# To be done:
Return every line of the records below verbatim, with no pictures in the copy.

# Dataset records:
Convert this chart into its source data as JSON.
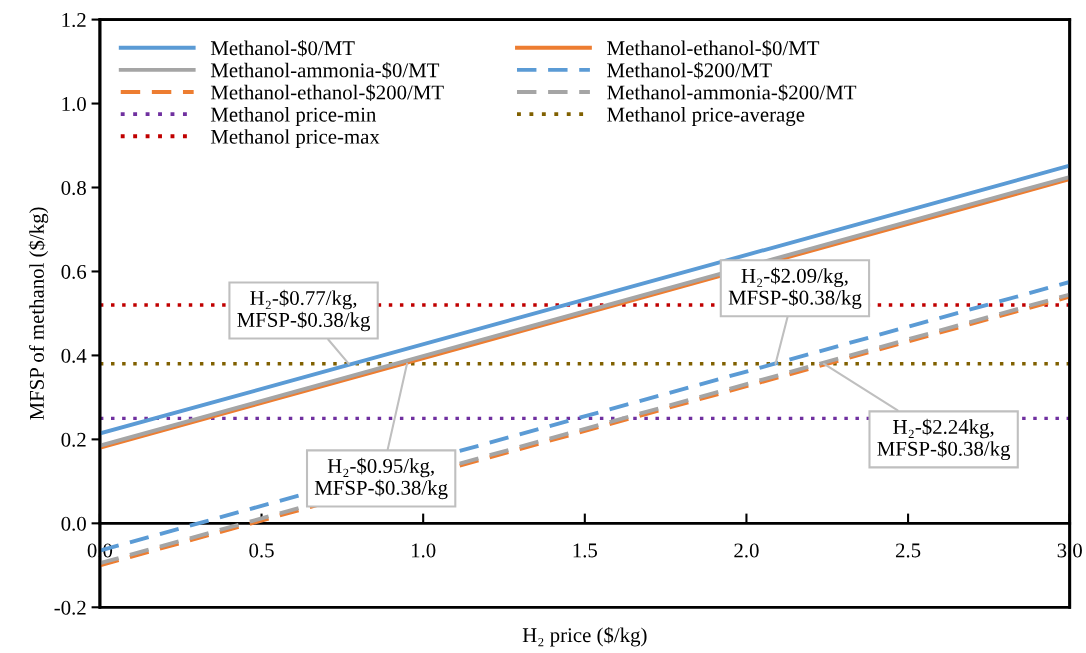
{
  "chart_data": {
    "type": "line",
    "xlabel": "H₂ price ($/kg)",
    "ylabel": "MFSP of methanol ($/kg)",
    "x": [
      0,
      3
    ],
    "series": [
      {
        "name": "Methanol-$0/MT",
        "color": "#5b9bd5",
        "values": [
          0.214,
          0.852
        ],
        "line_style": "solid"
      },
      {
        "name": "Methanol-ethanol-$0/MT",
        "color": "#ed7d31",
        "values": [
          0.18,
          0.82
        ],
        "line_style": "solid"
      },
      {
        "name": "Methanol-ammonia-$0/MT",
        "color": "#a5a5a5",
        "values": [
          0.185,
          0.825
        ],
        "line_style": "solid"
      },
      {
        "name": "Methanol-$200/MT",
        "color": "#5b9bd5",
        "values": [
          -0.065,
          0.575
        ],
        "line_style": "dashed"
      },
      {
        "name": "Methanol-ethanol-$200/MT",
        "color": "#ed7d31",
        "values": [
          -0.1,
          0.54
        ],
        "line_style": "dashed"
      },
      {
        "name": "Methanol-ammonia-$200/MT",
        "color": "#a5a5a5",
        "values": [
          -0.095,
          0.545
        ],
        "line_style": "dashed"
      }
    ],
    "ref_lines": [
      {
        "axis": "y",
        "value": 0.25,
        "label": "Methanol price-min",
        "color": "#7030a0",
        "line_style": "dotted"
      },
      {
        "axis": "y",
        "value": 0.38,
        "label": "Methanol price-average",
        "color": "#806000",
        "line_style": "dotted"
      },
      {
        "axis": "y",
        "value": 0.52,
        "label": "Methanol price-max",
        "color": "#c00000",
        "line_style": "dotted"
      }
    ],
    "annotations": [
      {
        "text": "H₂-$0.77/kg,\nMFSP-$0.38/kg",
        "x": 0.77,
        "y": 0.38
      },
      {
        "text": "H₂-$0.95/kg,\nMFSP-$0.38/kg",
        "x": 0.95,
        "y": 0.38
      },
      {
        "text": "H₂-$2.09/kg,\nMFSP-$0.38/kg",
        "x": 2.09,
        "y": 0.38
      },
      {
        "text": "H₂-$2.24kg,\nMFSP-$0.38/kg",
        "x": 2.24,
        "y": 0.38
      }
    ],
    "xlim": [
      0,
      3
    ],
    "xticks": [
      {
        "value": 0,
        "label": "0.0"
      },
      0.5,
      {
        "value": 1,
        "label": "1.0"
      },
      1.5,
      {
        "value": 2,
        "label": "2.0"
      },
      2.5,
      {
        "value": 3,
        "label": "3.0"
      }
    ],
    "ylim": [
      -0.2,
      1.2
    ],
    "yticks": [
      -0.2,
      {
        "value": 0,
        "label": "0.0"
      },
      0.2,
      0.4,
      0.6,
      0.8,
      {
        "value": 1,
        "label": "1.0"
      },
      1.2
    ],
    "grid": false,
    "legend": "top left",
    "marker": "none"
  }
}
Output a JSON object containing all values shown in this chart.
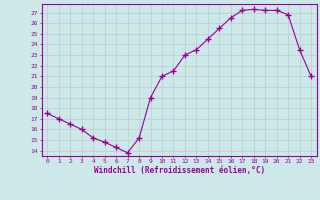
{
  "x": [
    0,
    1,
    2,
    3,
    4,
    5,
    6,
    7,
    8,
    9,
    10,
    11,
    12,
    13,
    14,
    15,
    16,
    17,
    18,
    19,
    20,
    21,
    22,
    23
  ],
  "y": [
    17.5,
    17.0,
    16.5,
    16.0,
    15.2,
    14.8,
    14.3,
    13.8,
    15.2,
    19.0,
    21.0,
    21.5,
    23.0,
    23.5,
    24.5,
    25.5,
    26.5,
    27.2,
    27.3,
    27.2,
    27.2,
    26.8,
    23.5,
    21.0
  ],
  "xlim": [
    -0.5,
    23.5
  ],
  "ylim": [
    13.5,
    27.8
  ],
  "yticks": [
    14,
    15,
    16,
    17,
    18,
    19,
    20,
    21,
    22,
    23,
    24,
    25,
    26,
    27
  ],
  "xticks": [
    0,
    1,
    2,
    3,
    4,
    5,
    6,
    7,
    8,
    9,
    10,
    11,
    12,
    13,
    14,
    15,
    16,
    17,
    18,
    19,
    20,
    21,
    22,
    23
  ],
  "xlabel": "Windchill (Refroidissement éolien,°C)",
  "line_color": "#990099",
  "marker_color": "#990099",
  "bg_color": "#cce8e8",
  "grid_color": "#bbcccc",
  "axis_label_color": "#990099",
  "tick_label_color": "#990099",
  "spine_color": "#990099"
}
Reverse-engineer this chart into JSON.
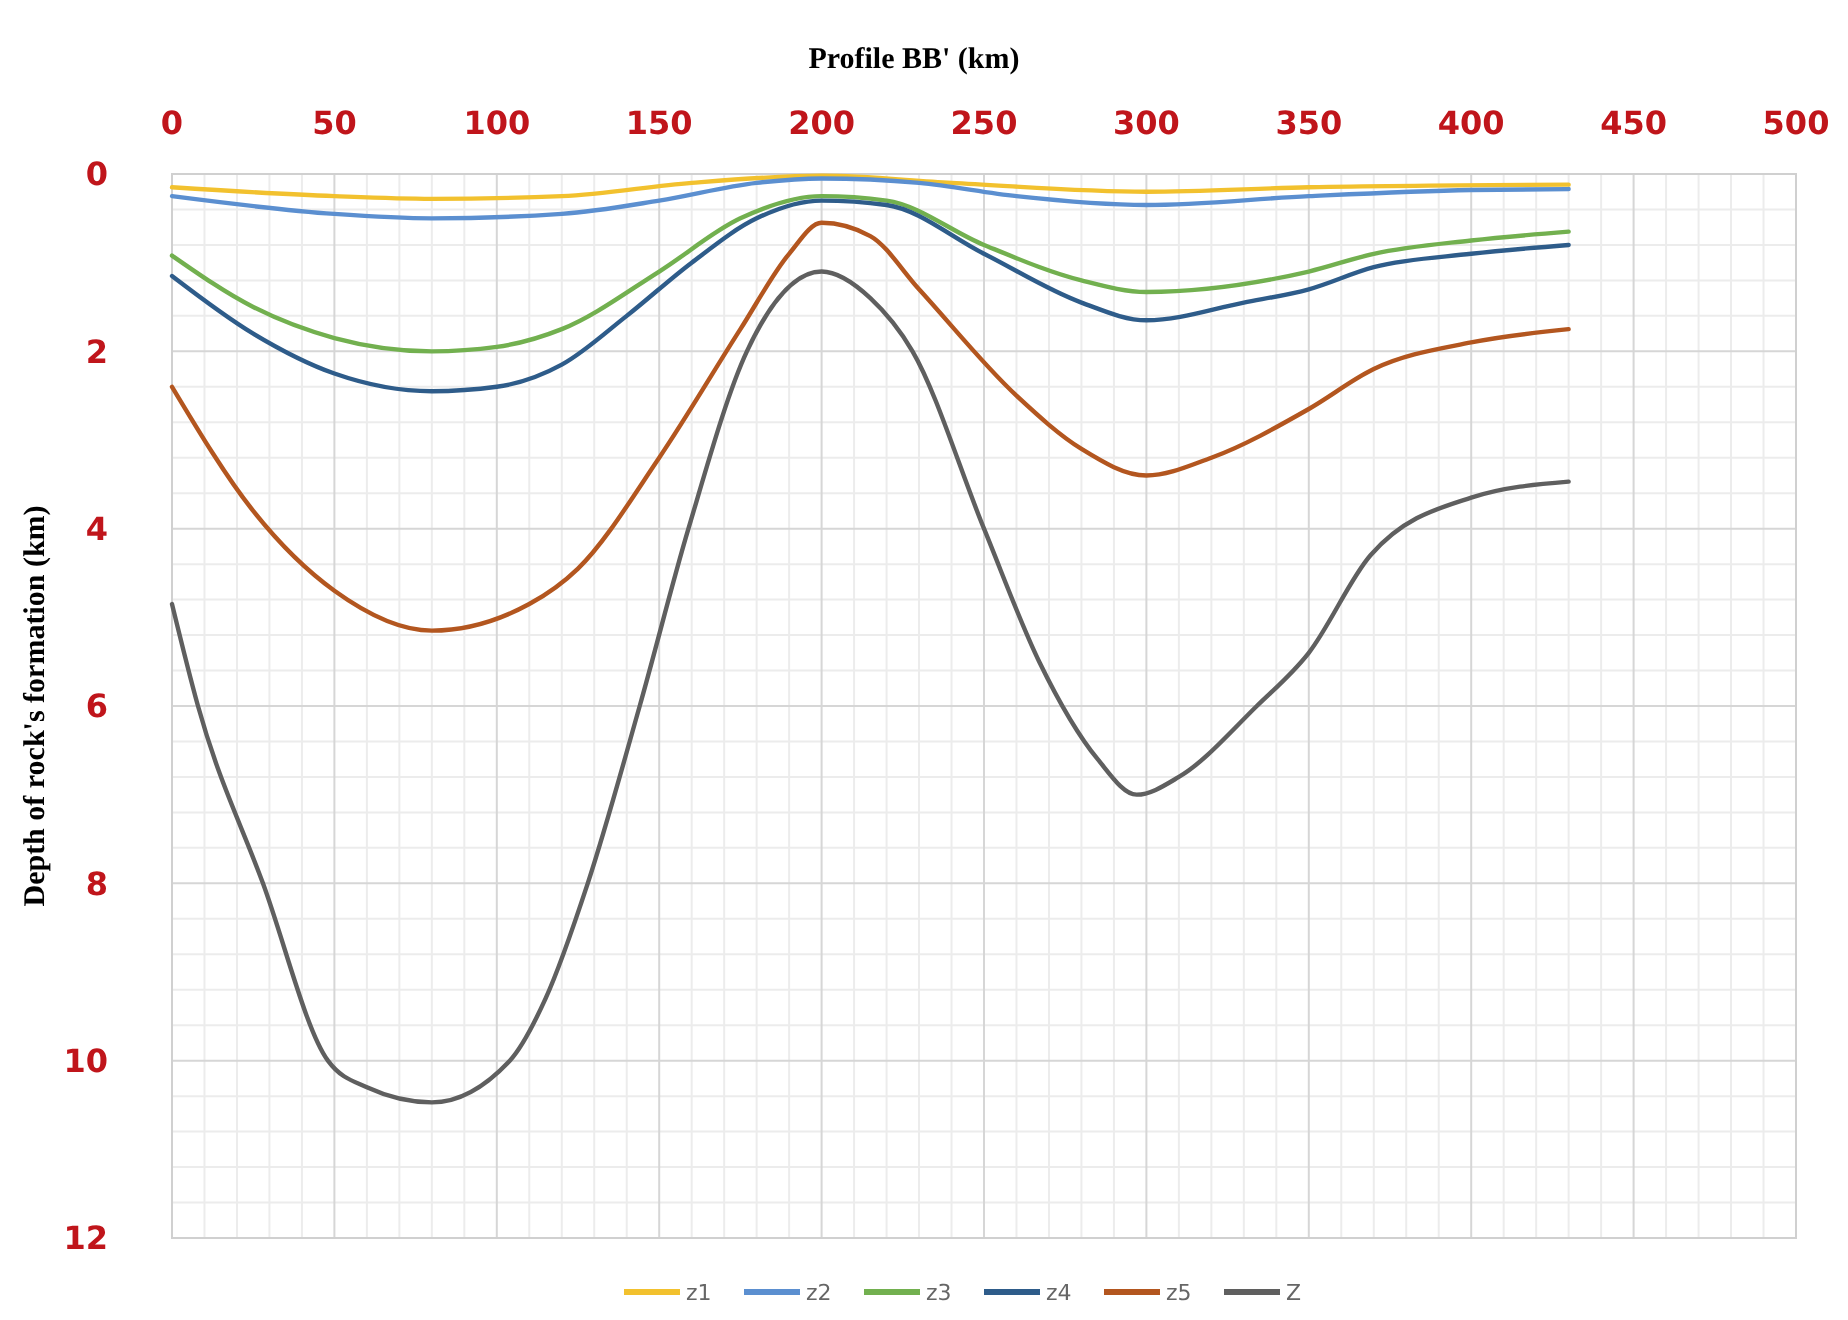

# Result of the exercise:
Convert this chart into its source data as JSON.
{
  "chart_data": {
    "type": "line",
    "xlabel": "H₂ price ($/kg)",
    "ylabel": "MFSP of methanol ($/kg)",
    "x": [
      0,
      3
    ],
    "series": [
      {
        "name": "Methanol-$0/MT",
        "color": "#5b9bd5",
        "values": [
          0.214,
          0.852
        ],
        "line_style": "solid"
      },
      {
        "name": "Methanol-ethanol-$0/MT",
        "color": "#ed7d31",
        "values": [
          0.18,
          0.82
        ],
        "line_style": "solid"
      },
      {
        "name": "Methanol-ammonia-$0/MT",
        "color": "#a5a5a5",
        "values": [
          0.185,
          0.825
        ],
        "line_style": "solid"
      },
      {
        "name": "Methanol-$200/MT",
        "color": "#5b9bd5",
        "values": [
          -0.065,
          0.575
        ],
        "line_style": "dashed"
      },
      {
        "name": "Methanol-ethanol-$200/MT",
        "color": "#ed7d31",
        "values": [
          -0.1,
          0.54
        ],
        "line_style": "dashed"
      },
      {
        "name": "Methanol-ammonia-$200/MT",
        "color": "#a5a5a5",
        "values": [
          -0.095,
          0.545
        ],
        "line_style": "dashed"
      }
    ],
    "ref_lines": [
      {
        "axis": "y",
        "value": 0.25,
        "label": "Methanol price-min",
        "color": "#7030a0",
        "line_style": "dotted"
      },
      {
        "axis": "y",
        "value": 0.38,
        "label": "Methanol price-average",
        "color": "#806000",
        "line_style": "dotted"
      },
      {
        "axis": "y",
        "value": 0.52,
        "label": "Methanol price-max",
        "color": "#c00000",
        "line_style": "dotted"
      }
    ],
    "annotations": [
      {
        "text": "H₂-$0.77/kg,\nMFSP-$0.38/kg",
        "x": 0.77,
        "y": 0.38
      },
      {
        "text": "H₂-$0.95/kg,\nMFSP-$0.38/kg",
        "x": 0.95,
        "y": 0.38
      },
      {
        "text": "H₂-$2.09/kg,\nMFSP-$0.38/kg",
        "x": 2.09,
        "y": 0.38
      },
      {
        "text": "H₂-$2.24kg,\nMFSP-$0.38/kg",
        "x": 2.24,
        "y": 0.38
      }
    ],
    "xlim": [
      0,
      3
    ],
    "xticks": [
      {
        "value": 0,
        "label": "0.0"
      },
      0.5,
      {
        "value": 1,
        "label": "1.0"
      },
      1.5,
      {
        "value": 2,
        "label": "2.0"
      },
      2.5,
      {
        "value": 3,
        "label": "3.0"
      }
    ],
    "ylim": [
      -0.2,
      1.2
    ],
    "yticks": [
      -0.2,
      {
        "value": 0,
        "label": "0.0"
      },
      0.2,
      0.4,
      0.6,
      0.8,
      {
        "value": 1,
        "label": "1.0"
      },
      1.2
    ],
    "grid": false,
    "legend": "top left",
    "marker": "none"
  }
}
Output a JSON object containing all values shown in this chart.
{
  "x": [
    0,
    1,
    2,
    3,
    4,
    5,
    6,
    7,
    8,
    9,
    10,
    11,
    12,
    13,
    14,
    15,
    16,
    17,
    18,
    19,
    20,
    21,
    22,
    23
  ],
  "y": [
    17.5,
    17.0,
    16.5,
    16.0,
    15.2,
    14.8,
    14.3,
    13.8,
    15.2,
    19.0,
    21.0,
    21.5,
    23.0,
    23.5,
    24.5,
    25.5,
    26.5,
    27.2,
    27.3,
    27.2,
    27.2,
    26.8,
    23.5,
    21.0
  ],
  "xlim": [
    -0.5,
    23.5
  ],
  "ylim": [
    13.5,
    27.8
  ],
  "yticks": [
    14,
    15,
    16,
    17,
    18,
    19,
    20,
    21,
    22,
    23,
    24,
    25,
    26,
    27
  ],
  "xticks": [
    0,
    1,
    2,
    3,
    4,
    5,
    6,
    7,
    8,
    9,
    10,
    11,
    12,
    13,
    14,
    15,
    16,
    17,
    18,
    19,
    20,
    21,
    22,
    23
  ],
  "xlabel": "Windchill (Refroidissement éolien,°C)",
  "line_color": "#990099",
  "marker_color": "#990099",
  "bg_color": "#cce8e8",
  "grid_color": "#bbcccc",
  "axis_label_color": "#990099",
  "tick_label_color": "#990099",
  "spine_color": "#990099"
}
Reverse-engineer this chart into JSON.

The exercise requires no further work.